» **COMPITI DA SVOLGERE**:
• a. Ripeti parola per parola il passo del testo sulla moda sostenibile che comincia con "Prima tappa: la" e va avanti fino a "raccolta dei dati.".
• b. Scrivi il seguito del testo sulla moda sostenibile, partendo subito dopo l'ultima frase riportata.

____ ESTRATTO DELLA FONTE

Mentre molte e molti di noi si apprestano ad acquistare gli ultimi regali di Natale, milioni di abiti  e accessori vengono incartati e chissà quanti, concluse le festività, verranno gettati via sfuggendo alla filiera del riciclo, o finiranno dimenticati sul fondo nell’armadio. Ma quali sono le conseguenze di questo sistema di iperconsumo? E quali opportunità possono invece aprirsi oliando gli ingranaggi della filiera, e puntando in maniera sinergica sui tanti aspetti che compongono la sostenibilità? 

Per rispondere a questa domanda EconomiaCircolare.com ha organizzato, nella scorsa edizione della fiera di Ecomondo a Rimini, un panel composto da un nutrito gruppo di esperte ed esperti, rappresentanti di imprese, istituzioni e consorzi, moderato dalla giornalista Silvia Santucci, dal titolo “Innovazione, misurazione, comunicazione: roadmap per una moda sostenibile”. A partire dai dati dell’Agenzia Europea dell’Ambiente che vede nel 2020 il settore tessile come la terza fonte di degrado delle risorse idriche e dell’uso del suolo, si è cercato di definire i confini di un mosaico complesso ma che acquista completezza solo se viene guardato da tutte le angolazioni. Ne riportiamo di seguito alcuni dei passaggi più significativi.

Prima tappa: la misurazione

Ad indicare il punto di partenza del nostro viaggio per una moda più sostenibile è stata Serenella Sala, Responsabile unità risorse territoriali e valutazioni di filiera della direzione risorse sostenibili Joint Research Centre, della Commissione Europea, che ha spiegato in cosa consiste l’environmental footprint, o impronta ambientale di prodotto, che definisce regole precise, trasparenti e replicabili per la raccolta dei dati.

________
____ DATI MOSTRATI

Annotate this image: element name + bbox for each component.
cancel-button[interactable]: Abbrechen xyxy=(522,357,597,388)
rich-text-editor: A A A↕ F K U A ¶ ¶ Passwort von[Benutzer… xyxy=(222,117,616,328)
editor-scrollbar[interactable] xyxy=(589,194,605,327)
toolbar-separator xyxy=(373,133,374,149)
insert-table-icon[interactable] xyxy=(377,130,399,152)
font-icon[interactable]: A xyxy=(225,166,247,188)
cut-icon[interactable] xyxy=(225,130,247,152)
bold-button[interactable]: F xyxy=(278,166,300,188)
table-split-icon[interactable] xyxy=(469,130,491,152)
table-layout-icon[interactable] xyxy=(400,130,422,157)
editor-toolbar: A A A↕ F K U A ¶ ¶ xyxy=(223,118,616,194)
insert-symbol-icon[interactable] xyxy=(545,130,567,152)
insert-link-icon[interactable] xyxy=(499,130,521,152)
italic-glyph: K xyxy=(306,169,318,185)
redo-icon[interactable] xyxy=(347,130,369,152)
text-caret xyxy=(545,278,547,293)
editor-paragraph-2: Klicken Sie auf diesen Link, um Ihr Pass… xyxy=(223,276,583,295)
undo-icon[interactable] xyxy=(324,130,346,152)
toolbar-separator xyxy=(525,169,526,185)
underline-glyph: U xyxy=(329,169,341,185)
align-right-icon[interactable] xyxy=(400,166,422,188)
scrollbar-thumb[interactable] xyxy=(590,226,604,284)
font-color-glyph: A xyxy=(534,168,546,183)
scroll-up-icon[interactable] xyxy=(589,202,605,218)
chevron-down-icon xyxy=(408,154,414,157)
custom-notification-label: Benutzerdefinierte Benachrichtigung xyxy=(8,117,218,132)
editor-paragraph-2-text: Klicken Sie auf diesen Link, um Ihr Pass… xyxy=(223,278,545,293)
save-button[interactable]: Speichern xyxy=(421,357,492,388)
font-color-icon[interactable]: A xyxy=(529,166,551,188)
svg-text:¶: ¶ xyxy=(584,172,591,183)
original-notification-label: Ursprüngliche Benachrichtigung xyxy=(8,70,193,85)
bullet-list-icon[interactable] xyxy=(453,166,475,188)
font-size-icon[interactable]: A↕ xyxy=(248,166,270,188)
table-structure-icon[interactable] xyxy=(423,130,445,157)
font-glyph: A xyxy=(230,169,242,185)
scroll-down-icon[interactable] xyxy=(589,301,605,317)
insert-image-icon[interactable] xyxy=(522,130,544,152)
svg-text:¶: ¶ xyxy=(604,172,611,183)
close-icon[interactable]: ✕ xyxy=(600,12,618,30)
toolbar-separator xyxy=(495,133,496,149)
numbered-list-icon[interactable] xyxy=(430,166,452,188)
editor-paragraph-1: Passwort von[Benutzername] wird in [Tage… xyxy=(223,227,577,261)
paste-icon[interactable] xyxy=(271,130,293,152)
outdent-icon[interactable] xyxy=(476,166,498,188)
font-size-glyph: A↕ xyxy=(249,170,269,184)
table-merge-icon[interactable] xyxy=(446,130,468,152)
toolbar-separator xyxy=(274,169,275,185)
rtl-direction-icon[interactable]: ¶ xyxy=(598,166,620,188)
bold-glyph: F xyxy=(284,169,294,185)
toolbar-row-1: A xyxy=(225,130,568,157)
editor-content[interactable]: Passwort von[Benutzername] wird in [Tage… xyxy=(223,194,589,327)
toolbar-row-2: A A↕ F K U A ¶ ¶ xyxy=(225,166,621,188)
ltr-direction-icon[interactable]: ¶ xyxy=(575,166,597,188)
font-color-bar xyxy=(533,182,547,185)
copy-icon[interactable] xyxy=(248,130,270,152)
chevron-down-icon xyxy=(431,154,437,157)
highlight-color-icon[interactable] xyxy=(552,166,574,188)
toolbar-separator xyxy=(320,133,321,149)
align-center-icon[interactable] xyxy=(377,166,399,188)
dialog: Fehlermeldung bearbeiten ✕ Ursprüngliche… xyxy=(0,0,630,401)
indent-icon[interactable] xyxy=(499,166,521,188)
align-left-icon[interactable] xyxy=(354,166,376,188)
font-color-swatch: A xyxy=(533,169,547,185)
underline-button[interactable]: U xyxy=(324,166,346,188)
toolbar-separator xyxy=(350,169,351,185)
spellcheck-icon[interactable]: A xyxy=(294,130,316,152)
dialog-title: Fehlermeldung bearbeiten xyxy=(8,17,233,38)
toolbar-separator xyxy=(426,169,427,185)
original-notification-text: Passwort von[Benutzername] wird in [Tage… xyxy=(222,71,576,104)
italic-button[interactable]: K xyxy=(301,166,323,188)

________

» **RISPOSTE**:
• a.
Prima tappa: la misurazione

Ad indicare il punto di partenza del nostro viaggio per una moda più sostenibile è stata Serenella Sala, Responsabile unità risorse territoriali e valutazioni di filiera della direzione risorse sostenibili Joint Research Centre, della Commissione Europea, che ha spiegato in cosa consiste l’environmental footprint, o impronta ambientale di prodotto, che definisce regole precise, trasparenti e replicabili per la raccolta dei dati.

• b.
“Nel tessile ad esempio – ha spiegato –, dover raccogliere informazioni che vanno dalla fase di campo di coltivazione del cotone o l’estrazione dei derivati del petrolio che mi servono per materiali come il nylon, poliammidi ecc.; partire quindi dall’estrazione delle risorse e valutare tutte le informazioni legate alla trasformazioni di questi input in materiali e poi da questi materiali in prodotti, valutare che uso si fa di questo prodotto e poi capire qual è il destino. Poiché ognuna di queste fasi ha un profilo ambientale differente, tutti questi dati devono essere raccolti e tradotti in impatti ambientali”.

“La commissione europea – ha aggiunto –  ha sviluppato, nel 2013 e nel 2021 un loro aggiornamento delle raccomandazioni che coprono 16 diverse categorie di impatto: per un prodotto posso chiederti qual è l’impronta di carbonio ma anche quanta acqua mi serve, quali sono gli impatti sul suolo ma anche sulla tossicità perché molto spesso, soprattutto nelle filiere legate al tessile, possono essere utilizzate un elevato numero di sostanze chimiche sia che rimangono all’interno del prodotto e che quindi possono avere un impatto sul consumatore o che semplicemente vengono utilizzate in una fase di finissaggio e che vengono emesse nell’ambiente”.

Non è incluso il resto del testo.